Document segment ->
* start *

Investors appeared to look on the brighter side of the federal government's closely watched barometer of the labor market even though it fell far below estimates for the second consecutive month.

The federal government said Friday that the U.S. economy added a disappointing 113,000 net jobs last month. But that was still more than the 74,000 jobs gained in December.

“It wasn’t good,” Jerry Braakman, chief investment officer of First American Trust in Santa Ana, said of the report. “It was OK, but what it really showed is that it wasn’t free falling, that this wasn’t going to accelerate into a downward spiral, which is what people are really concerned about. There’s still a lot of fear that we’re going to see another 2008.”

Investors also took comfort in the labor report's more hopeful signs: growth in manufacturing jobs and an uptick in people looking for work.

QUIZ: Do you remember the biggest business news stories of 2013?

The rally on Wall Street lifted major U.S. indexes into positive territory for the last five days. It was an optimistic end to a week that began with the worst day for the stock market so far this year.

The Dow Jones industrial average added 165.55 points, or 1.1%, to close at 15,794.08 on Friday.

The broader Standard & Poor's 500 index rose 23.59 points, or 1.3%, to 1,797.02. The technology-focused Nasdaq composite climbed 68.74 points, or 1.7%, to 4,125.86.

The Labor Department report, though lackluster, helped ease worries over a slowdown in the U.S. economic recovery.

Weak reports on manufacturing and auto sales released Monday sent investors fleeing stocks, adding to jitters over growth prospects in developing countries as the Federal Reserve scales back its massive stimulus. The Dow suffered its worst day of 2014, plummeting 326 points, or 2%, at the start of the week.

Still, the Dow is down about 5% for the year as of the market's close Friday. It's unclear whether stocks are in the midst of a correction -- typically defined as a decline of about 10% or more -- or the market has begun rebounding.

After the Dow's surprising 27% run-up in 2013, many on Wall Street have been expecting a steep pull-back.

“It’s either a reprieve, or it is the beginning of the market gaining momentum," Quincy Krosby, market strategist at Prudential Financial, said Friday.

* end *

Provided records ->
* start *

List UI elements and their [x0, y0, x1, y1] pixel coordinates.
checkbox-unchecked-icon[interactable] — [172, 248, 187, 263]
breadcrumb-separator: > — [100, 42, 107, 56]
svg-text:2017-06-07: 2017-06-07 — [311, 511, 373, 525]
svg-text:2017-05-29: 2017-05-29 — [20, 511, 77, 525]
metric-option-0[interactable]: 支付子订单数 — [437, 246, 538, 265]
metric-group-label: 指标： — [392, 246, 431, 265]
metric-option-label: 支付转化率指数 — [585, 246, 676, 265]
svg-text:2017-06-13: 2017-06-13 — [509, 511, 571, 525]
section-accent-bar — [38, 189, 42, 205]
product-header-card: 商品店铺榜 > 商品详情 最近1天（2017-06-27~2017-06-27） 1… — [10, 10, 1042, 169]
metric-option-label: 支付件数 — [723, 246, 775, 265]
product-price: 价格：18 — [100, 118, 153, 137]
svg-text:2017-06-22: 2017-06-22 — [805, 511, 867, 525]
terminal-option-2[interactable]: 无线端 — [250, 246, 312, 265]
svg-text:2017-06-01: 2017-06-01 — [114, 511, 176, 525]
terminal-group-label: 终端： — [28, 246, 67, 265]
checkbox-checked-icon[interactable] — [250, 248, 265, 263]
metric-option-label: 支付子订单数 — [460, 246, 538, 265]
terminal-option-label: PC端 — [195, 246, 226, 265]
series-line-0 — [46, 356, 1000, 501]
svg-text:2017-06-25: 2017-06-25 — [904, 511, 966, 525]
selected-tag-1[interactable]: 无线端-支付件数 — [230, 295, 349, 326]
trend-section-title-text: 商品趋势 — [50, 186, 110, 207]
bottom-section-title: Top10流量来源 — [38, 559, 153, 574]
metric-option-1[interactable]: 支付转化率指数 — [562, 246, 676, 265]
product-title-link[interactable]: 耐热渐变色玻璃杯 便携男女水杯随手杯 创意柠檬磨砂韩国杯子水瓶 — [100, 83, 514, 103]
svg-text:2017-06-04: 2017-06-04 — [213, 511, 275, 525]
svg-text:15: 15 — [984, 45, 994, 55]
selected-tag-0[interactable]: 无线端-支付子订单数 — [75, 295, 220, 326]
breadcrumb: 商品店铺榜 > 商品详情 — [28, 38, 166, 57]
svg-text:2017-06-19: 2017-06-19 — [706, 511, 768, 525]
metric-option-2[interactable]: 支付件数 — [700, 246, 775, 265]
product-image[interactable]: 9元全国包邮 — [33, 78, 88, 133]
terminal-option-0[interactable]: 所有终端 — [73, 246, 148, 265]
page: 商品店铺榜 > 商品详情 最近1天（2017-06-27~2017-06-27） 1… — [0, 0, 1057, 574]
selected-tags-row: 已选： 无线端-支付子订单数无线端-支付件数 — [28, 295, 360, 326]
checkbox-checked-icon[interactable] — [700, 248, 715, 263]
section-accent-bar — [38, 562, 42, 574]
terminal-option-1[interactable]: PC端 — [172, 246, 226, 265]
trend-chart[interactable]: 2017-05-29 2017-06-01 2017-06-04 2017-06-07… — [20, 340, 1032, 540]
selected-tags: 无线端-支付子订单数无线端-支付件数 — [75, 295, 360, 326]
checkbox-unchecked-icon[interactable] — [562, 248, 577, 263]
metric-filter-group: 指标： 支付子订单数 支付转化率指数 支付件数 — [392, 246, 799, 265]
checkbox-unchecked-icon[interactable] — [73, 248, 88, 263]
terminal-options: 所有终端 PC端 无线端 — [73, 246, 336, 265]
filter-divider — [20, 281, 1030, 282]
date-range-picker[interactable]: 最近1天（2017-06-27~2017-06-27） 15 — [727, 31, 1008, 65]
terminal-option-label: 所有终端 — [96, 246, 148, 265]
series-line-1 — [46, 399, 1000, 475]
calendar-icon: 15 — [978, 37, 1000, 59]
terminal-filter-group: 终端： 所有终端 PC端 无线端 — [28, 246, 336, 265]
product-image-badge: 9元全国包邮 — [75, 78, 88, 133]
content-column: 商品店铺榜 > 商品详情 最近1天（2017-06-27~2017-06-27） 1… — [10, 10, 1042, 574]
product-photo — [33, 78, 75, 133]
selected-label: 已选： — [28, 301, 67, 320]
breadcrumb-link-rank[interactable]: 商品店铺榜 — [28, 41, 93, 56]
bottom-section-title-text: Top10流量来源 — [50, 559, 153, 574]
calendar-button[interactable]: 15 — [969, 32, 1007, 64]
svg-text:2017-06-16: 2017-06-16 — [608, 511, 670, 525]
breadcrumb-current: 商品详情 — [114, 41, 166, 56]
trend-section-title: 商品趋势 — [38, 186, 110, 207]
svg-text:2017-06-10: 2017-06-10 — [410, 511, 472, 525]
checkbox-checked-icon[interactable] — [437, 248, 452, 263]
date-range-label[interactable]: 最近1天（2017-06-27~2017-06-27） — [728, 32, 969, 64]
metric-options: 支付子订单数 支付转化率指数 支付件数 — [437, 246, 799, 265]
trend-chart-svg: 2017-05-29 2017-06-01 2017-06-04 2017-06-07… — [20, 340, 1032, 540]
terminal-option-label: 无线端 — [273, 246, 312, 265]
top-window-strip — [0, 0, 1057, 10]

* end *

Exercise requirements ->
a – Answer these questions about the jobs-report article:
(i) How many net jobs did the federal government say the U.S. economy added last month?
(ii) At what level did the Dow Jones industrial average close on Friday?
(iii) How large was the Dow's run-up in 2013?
b – Gather every row that contains the string "range". Case counts.
The news text and the rows were taken from unrelated sources.

Answers below ->
a –
(i) 113,000
(ii) 15,794.08
(iii) 27%

b –
date-range-picker[interactable]: 最近1天（2017-06-27~2017-06-27） 15 — [727, 31, 1008, 65]
date-range-label[interactable]: 最近1天（2017-06-27~2017-06-27） — [728, 32, 969, 64]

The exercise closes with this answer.